• _The data_
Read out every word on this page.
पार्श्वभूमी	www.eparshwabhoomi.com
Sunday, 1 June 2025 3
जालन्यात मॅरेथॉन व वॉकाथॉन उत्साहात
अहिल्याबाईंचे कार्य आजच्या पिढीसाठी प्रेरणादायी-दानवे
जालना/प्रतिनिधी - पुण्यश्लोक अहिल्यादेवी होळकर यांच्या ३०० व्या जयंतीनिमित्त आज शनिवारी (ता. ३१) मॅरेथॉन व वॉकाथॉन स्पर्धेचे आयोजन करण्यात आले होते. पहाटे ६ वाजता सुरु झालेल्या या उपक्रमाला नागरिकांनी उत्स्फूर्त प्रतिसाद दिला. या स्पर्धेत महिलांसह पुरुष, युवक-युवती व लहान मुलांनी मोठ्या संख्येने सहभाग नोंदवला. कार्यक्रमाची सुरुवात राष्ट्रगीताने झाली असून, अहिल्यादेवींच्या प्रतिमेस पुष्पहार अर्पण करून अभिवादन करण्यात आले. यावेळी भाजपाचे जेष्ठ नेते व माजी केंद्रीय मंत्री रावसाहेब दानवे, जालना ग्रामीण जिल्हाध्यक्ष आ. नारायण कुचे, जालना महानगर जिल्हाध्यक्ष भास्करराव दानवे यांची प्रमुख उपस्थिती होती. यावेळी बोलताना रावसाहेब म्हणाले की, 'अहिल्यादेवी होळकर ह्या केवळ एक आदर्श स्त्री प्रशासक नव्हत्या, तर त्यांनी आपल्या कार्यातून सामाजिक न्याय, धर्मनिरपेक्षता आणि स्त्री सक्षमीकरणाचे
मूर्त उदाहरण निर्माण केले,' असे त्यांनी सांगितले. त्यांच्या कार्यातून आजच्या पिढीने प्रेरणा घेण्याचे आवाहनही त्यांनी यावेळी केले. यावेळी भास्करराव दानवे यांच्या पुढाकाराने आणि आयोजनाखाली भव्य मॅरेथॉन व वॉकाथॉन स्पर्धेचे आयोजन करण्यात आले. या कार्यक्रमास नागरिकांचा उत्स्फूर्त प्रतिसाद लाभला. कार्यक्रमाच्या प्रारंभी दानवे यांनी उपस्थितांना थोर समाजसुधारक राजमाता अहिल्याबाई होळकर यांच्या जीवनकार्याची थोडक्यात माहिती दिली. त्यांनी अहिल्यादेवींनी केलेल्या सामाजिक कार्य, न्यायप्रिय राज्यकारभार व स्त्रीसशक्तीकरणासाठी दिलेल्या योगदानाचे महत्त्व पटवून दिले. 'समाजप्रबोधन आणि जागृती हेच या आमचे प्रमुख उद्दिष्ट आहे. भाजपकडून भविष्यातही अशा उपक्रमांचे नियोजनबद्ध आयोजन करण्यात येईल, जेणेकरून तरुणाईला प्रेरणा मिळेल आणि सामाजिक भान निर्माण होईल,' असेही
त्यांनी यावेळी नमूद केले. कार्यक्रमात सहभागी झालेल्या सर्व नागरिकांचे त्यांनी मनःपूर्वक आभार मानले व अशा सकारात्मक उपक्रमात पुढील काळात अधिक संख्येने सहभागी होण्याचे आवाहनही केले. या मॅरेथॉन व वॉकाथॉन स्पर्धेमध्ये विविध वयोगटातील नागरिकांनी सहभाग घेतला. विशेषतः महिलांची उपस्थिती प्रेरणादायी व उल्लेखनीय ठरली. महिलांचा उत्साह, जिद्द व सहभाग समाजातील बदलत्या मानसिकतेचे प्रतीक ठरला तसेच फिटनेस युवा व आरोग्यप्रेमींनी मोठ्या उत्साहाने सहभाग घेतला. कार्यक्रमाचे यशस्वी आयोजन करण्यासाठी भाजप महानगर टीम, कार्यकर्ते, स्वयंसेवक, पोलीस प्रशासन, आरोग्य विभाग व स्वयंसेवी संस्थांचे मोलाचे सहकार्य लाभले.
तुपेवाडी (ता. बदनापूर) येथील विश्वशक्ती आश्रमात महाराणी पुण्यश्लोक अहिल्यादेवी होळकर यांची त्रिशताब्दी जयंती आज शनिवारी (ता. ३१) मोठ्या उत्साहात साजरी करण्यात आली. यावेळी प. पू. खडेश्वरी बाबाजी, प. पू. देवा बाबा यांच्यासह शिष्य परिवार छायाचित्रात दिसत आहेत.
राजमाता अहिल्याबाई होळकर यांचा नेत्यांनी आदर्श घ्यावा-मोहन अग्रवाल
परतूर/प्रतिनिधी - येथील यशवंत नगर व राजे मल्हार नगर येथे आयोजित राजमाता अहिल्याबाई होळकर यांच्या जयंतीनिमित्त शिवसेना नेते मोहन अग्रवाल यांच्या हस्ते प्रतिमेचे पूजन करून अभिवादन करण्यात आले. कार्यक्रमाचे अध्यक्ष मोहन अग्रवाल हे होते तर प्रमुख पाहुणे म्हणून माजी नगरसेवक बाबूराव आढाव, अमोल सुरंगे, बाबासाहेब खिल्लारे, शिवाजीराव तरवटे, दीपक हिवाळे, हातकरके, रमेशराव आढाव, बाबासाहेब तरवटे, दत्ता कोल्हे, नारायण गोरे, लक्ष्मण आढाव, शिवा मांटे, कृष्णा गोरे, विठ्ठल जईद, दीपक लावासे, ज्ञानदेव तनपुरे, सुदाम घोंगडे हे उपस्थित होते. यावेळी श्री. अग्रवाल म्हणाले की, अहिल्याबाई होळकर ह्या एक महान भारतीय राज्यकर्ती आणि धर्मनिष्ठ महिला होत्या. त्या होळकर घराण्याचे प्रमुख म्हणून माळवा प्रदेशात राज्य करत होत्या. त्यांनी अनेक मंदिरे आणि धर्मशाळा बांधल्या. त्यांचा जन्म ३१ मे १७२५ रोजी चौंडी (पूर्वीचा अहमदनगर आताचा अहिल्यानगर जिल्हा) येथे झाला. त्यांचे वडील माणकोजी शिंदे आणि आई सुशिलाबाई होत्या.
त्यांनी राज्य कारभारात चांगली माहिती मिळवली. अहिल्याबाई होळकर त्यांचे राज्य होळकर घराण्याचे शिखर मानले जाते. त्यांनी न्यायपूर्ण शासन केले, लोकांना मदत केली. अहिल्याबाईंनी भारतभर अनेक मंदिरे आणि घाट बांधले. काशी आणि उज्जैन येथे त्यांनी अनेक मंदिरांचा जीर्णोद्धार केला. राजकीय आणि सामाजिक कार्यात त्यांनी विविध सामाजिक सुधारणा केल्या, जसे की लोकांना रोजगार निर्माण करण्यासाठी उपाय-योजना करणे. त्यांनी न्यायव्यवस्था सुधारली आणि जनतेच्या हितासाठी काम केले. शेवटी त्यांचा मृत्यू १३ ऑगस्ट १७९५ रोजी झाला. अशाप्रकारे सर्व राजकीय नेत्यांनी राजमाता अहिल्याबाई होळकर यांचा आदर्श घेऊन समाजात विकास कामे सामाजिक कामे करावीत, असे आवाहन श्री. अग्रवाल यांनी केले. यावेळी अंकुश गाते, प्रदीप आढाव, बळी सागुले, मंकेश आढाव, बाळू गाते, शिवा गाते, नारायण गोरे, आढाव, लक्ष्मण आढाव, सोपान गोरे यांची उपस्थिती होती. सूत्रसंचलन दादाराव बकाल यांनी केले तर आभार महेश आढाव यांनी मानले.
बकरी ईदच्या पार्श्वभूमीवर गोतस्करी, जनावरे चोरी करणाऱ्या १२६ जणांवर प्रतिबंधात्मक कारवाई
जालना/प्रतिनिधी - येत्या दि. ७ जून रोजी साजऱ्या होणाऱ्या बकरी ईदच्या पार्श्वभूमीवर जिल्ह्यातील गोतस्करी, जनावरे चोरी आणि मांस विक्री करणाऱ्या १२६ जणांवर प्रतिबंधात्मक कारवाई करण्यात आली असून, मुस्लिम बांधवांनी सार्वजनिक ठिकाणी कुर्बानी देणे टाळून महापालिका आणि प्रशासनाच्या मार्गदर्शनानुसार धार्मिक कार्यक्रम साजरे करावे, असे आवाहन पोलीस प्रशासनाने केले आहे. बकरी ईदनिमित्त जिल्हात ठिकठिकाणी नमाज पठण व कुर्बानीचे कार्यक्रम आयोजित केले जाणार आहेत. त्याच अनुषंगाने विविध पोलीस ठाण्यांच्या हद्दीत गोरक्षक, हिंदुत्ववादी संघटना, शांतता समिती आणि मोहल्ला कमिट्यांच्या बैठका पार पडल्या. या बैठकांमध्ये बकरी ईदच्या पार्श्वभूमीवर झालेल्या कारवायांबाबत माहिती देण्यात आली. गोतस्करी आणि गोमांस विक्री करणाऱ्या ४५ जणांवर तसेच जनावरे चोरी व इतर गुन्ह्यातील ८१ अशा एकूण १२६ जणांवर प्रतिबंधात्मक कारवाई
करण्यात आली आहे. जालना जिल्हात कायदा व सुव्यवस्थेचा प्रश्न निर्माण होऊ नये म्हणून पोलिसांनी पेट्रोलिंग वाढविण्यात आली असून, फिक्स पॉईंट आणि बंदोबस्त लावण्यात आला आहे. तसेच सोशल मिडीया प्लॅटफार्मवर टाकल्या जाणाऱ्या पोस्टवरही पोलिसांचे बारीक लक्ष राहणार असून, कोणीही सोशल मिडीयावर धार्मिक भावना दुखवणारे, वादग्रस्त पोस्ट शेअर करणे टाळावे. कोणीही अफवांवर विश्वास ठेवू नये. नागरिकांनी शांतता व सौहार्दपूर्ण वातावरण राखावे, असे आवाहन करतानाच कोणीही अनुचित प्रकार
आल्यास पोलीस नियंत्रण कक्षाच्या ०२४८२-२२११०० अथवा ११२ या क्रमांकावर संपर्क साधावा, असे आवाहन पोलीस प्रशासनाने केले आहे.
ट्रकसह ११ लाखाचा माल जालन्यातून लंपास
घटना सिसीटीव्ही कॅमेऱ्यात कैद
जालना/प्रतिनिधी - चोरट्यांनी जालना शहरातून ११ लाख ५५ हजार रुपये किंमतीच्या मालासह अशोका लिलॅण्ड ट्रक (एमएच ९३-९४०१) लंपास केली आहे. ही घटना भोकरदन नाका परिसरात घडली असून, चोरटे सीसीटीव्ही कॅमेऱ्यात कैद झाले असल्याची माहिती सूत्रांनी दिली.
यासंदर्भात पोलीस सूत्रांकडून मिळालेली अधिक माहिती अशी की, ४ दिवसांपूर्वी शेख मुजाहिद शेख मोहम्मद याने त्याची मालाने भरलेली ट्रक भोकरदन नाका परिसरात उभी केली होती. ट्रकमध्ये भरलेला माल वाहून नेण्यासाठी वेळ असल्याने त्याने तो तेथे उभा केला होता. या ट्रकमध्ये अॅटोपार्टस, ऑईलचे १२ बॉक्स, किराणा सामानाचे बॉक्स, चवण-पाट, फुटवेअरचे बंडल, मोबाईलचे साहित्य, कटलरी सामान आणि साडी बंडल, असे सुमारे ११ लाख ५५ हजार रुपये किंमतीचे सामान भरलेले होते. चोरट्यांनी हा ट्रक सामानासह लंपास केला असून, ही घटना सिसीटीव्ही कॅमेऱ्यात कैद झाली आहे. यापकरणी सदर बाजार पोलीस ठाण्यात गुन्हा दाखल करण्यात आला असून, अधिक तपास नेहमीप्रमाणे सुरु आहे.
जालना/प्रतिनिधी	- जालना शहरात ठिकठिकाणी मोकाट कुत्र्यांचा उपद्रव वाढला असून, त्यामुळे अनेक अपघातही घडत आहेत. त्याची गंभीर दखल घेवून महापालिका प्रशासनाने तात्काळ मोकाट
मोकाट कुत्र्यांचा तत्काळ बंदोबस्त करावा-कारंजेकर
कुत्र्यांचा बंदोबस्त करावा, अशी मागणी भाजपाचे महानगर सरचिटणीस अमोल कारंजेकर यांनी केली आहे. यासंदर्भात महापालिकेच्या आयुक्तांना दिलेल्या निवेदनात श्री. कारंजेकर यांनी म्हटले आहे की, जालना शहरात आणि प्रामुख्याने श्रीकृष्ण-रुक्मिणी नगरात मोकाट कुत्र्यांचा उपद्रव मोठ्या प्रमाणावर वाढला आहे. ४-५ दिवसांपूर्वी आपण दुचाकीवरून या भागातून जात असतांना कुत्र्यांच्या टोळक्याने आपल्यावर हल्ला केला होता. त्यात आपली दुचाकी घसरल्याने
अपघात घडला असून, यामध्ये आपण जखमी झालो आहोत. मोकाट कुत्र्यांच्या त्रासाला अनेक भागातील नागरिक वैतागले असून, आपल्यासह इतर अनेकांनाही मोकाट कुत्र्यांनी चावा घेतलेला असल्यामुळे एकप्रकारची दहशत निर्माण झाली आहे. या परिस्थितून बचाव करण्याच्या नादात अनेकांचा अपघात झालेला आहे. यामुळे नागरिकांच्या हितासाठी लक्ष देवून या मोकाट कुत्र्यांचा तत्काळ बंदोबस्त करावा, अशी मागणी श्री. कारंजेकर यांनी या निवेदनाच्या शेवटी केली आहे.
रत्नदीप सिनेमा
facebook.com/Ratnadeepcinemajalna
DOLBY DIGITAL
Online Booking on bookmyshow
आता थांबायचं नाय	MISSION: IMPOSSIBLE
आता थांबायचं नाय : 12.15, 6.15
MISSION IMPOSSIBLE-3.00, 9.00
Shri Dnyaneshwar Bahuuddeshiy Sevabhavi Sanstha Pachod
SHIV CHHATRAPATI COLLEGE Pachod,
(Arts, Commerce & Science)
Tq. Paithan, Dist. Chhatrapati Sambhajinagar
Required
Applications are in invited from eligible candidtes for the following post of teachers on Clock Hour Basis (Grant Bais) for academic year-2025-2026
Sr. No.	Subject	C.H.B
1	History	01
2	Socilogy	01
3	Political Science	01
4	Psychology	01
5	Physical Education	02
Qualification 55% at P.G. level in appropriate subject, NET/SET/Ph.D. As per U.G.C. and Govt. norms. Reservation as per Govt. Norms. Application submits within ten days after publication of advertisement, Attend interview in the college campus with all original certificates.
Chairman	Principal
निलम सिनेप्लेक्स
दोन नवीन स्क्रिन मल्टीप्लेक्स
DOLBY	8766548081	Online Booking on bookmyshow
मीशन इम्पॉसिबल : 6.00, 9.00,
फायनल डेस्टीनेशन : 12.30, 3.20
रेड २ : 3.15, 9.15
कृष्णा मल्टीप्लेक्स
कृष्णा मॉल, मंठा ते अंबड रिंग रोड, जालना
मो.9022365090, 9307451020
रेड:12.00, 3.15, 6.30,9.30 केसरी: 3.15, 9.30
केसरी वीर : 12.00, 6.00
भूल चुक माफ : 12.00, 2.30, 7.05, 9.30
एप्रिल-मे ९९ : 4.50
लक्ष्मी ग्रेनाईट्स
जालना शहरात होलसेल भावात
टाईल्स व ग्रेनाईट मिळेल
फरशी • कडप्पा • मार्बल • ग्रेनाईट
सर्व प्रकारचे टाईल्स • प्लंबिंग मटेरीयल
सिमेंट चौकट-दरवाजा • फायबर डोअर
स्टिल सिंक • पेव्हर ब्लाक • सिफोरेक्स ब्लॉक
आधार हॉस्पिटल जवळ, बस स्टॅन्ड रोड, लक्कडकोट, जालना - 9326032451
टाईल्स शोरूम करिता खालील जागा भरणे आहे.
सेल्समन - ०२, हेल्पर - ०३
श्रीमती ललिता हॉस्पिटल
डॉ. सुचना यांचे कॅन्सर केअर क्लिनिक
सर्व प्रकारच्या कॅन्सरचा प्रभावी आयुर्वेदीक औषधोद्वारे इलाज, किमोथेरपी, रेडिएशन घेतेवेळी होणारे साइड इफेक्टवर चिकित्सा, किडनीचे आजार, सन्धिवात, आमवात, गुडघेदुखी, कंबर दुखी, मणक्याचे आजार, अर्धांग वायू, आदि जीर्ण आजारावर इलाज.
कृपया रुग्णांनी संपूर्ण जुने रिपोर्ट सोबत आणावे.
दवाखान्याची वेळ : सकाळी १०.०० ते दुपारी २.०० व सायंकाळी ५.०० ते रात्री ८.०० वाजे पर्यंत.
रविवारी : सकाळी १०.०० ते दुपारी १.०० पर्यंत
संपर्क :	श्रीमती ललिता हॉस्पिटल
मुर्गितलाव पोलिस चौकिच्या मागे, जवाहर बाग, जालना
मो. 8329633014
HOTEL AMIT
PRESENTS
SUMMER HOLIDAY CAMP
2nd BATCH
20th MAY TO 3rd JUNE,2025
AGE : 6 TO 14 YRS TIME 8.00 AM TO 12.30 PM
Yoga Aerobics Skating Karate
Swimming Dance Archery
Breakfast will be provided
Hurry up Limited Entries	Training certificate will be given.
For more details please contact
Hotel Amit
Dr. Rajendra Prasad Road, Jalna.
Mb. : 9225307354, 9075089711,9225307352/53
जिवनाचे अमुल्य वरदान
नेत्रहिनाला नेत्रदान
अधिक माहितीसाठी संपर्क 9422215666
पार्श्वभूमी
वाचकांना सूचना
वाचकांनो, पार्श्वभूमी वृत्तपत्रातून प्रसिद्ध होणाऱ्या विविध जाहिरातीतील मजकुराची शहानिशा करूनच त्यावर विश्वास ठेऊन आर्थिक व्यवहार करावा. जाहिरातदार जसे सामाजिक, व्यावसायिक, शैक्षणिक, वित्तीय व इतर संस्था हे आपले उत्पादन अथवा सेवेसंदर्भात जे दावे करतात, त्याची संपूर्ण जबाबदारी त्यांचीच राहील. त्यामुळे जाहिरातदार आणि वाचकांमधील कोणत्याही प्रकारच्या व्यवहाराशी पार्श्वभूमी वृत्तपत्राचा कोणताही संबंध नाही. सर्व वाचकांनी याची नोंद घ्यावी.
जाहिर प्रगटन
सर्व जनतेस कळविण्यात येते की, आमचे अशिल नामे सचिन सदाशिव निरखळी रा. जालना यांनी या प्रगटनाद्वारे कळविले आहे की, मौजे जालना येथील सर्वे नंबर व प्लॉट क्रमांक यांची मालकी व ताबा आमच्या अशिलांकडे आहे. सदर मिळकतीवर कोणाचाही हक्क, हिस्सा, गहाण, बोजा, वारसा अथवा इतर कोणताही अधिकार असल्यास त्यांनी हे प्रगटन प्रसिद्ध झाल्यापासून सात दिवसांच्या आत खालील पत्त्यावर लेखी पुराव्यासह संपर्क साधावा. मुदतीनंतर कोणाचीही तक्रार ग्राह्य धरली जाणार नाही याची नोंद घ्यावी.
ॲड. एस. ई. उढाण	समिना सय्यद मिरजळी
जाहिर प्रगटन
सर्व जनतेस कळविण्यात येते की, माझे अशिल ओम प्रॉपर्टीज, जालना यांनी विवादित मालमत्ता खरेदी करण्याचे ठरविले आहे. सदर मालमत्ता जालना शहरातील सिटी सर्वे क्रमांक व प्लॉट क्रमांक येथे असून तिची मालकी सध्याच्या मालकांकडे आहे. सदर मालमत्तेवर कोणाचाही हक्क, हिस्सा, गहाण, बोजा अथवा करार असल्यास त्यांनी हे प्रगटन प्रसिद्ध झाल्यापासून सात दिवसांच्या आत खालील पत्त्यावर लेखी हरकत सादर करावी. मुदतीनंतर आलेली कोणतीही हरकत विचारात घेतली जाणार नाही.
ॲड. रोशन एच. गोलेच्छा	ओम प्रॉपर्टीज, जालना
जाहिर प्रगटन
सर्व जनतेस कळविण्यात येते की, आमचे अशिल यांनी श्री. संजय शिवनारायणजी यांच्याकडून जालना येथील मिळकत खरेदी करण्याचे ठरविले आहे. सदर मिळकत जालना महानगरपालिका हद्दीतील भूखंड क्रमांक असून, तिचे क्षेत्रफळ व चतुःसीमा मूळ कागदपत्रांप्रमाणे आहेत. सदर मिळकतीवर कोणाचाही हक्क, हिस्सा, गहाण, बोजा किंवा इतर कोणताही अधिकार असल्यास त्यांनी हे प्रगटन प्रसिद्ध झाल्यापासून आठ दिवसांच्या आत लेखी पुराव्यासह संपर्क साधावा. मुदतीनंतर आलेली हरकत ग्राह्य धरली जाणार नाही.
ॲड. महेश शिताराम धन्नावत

• _Exercise objective_
Write out every line of the preceding listing that contains "Booking".

• _Finished exercise_
Online Booking on bookmyshow
DOLBY	8766548081	Online Booking on bookmyshow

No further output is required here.